◆ The request: Show all lines of the listing that hold the word "آسیایی".

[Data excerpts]
◇ ◇ ◇ ◇ ◇ ◇ ◇
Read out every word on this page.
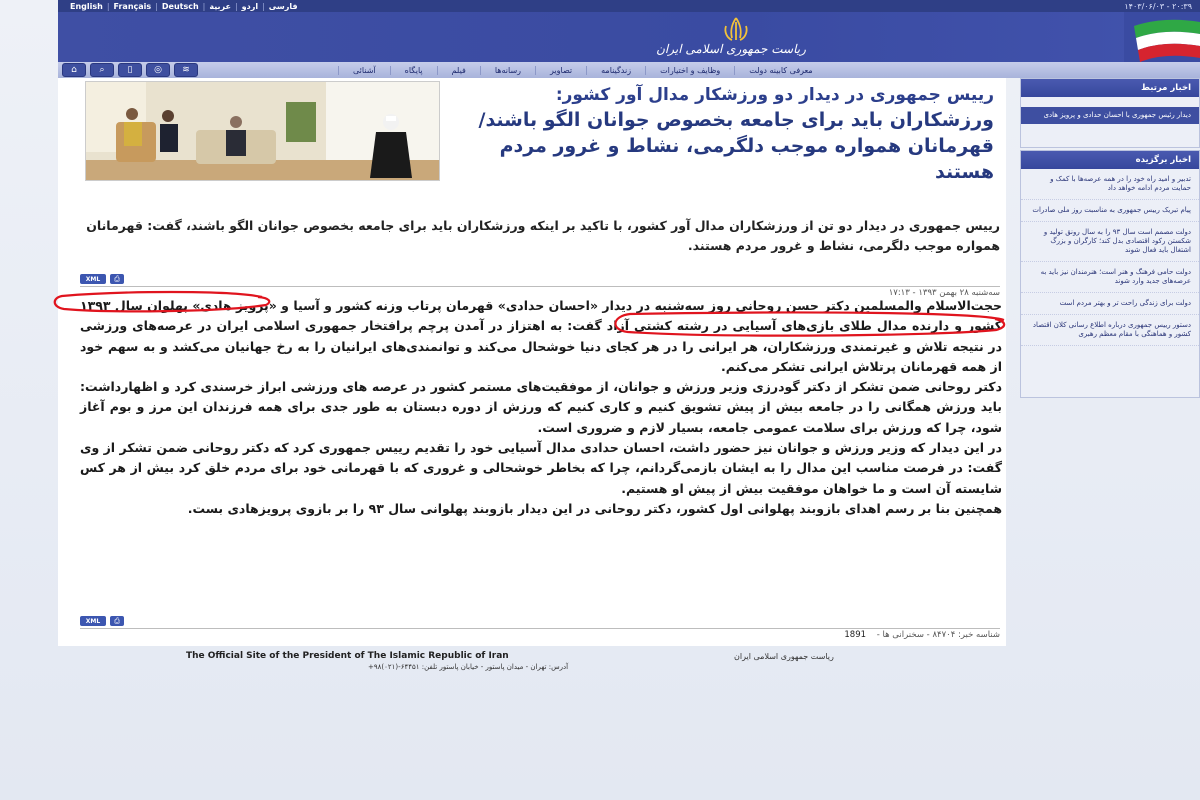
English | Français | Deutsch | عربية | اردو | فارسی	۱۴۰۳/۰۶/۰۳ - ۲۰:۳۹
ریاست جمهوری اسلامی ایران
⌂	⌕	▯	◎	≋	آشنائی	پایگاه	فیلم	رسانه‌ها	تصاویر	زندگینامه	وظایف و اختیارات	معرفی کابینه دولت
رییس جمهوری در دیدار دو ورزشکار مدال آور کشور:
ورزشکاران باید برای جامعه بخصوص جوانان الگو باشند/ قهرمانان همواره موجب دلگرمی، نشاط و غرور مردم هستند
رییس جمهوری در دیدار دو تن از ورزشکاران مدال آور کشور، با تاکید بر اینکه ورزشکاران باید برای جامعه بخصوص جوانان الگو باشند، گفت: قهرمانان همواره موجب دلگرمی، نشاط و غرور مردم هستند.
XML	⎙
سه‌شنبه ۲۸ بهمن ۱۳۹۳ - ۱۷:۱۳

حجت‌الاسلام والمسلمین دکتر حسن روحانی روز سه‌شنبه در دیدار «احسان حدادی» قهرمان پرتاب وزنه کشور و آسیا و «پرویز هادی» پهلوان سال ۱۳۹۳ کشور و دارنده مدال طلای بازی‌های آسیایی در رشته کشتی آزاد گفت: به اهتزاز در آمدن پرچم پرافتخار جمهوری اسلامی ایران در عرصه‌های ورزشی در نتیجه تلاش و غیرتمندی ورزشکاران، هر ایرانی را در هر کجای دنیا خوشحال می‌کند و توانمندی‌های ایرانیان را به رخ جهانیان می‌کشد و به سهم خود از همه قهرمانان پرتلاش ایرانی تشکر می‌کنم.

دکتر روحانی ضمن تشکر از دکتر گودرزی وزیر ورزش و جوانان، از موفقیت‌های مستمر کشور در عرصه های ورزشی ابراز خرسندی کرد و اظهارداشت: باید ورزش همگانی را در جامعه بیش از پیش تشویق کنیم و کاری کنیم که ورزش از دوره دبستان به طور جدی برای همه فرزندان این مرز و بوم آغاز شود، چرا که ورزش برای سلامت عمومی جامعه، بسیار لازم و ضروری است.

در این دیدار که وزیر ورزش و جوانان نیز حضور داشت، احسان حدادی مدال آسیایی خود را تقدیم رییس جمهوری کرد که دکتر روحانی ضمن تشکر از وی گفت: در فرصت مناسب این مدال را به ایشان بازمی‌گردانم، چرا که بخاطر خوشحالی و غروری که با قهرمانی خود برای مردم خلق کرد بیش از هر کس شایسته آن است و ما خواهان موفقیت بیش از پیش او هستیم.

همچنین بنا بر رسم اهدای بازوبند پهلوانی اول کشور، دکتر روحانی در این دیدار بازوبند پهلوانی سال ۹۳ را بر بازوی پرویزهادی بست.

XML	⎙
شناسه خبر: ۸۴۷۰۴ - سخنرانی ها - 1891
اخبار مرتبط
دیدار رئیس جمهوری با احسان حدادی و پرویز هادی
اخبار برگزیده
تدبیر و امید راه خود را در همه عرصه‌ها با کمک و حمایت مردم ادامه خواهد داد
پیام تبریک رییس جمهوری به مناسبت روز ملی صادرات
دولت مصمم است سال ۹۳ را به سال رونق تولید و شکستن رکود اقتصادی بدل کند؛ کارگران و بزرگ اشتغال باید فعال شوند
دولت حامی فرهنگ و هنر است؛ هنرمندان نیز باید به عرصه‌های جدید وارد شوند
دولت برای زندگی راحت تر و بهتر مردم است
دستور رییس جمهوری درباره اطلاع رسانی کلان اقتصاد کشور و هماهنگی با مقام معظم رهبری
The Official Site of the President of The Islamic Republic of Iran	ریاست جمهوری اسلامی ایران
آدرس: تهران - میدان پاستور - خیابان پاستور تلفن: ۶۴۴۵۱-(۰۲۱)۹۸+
◇ ◇ ◇ ◇ ◇ ◇ ◇
◆ In response:
حجت‌الاسلام والمسلمین دکتر حسن روحانی روز سه‌شنبه در دیدار «احسان حدادی» قهرمان پرتاب وزنه کشور و آسیا و «پرویز هادی» پهلوان سال ۱۳۹۳ کشور و دارنده مدال طلای بازی‌های آسیایی در رشته کشتی آزاد گفت: به اهتزاز در آمدن پرچم پرافتخار جمهوری اسلامی ایران در عرصه‌های ورزشی در نتیجه تلاش و غیرتمندی ورزشکاران، هر ایرانی را در هر کجای دنیا خوشحال می‌کند و توانمندی‌های ایرانیان را به رخ جهانیان می‌کشد و به سهم خود از همه قهرمانان پرتلاش ایرانی تشکر می‌کنم.
در این دیدار که وزیر ورزش و جوانان نیز حضور داشت، احسان حدادی مدال آسیایی خود را تقدیم رییس جمهوری کرد که دکتر روحانی ضمن تشکر از وی گفت: در فرصت مناسب این مدال را به ایشان بازمی‌گردانم، چرا که بخاطر خوشحالی و غروری که با قهرمانی خود برای مردم خلق کرد بیش از هر کس شایسته آن است و ما خواهان موفقیت بیش از پیش او هستیم.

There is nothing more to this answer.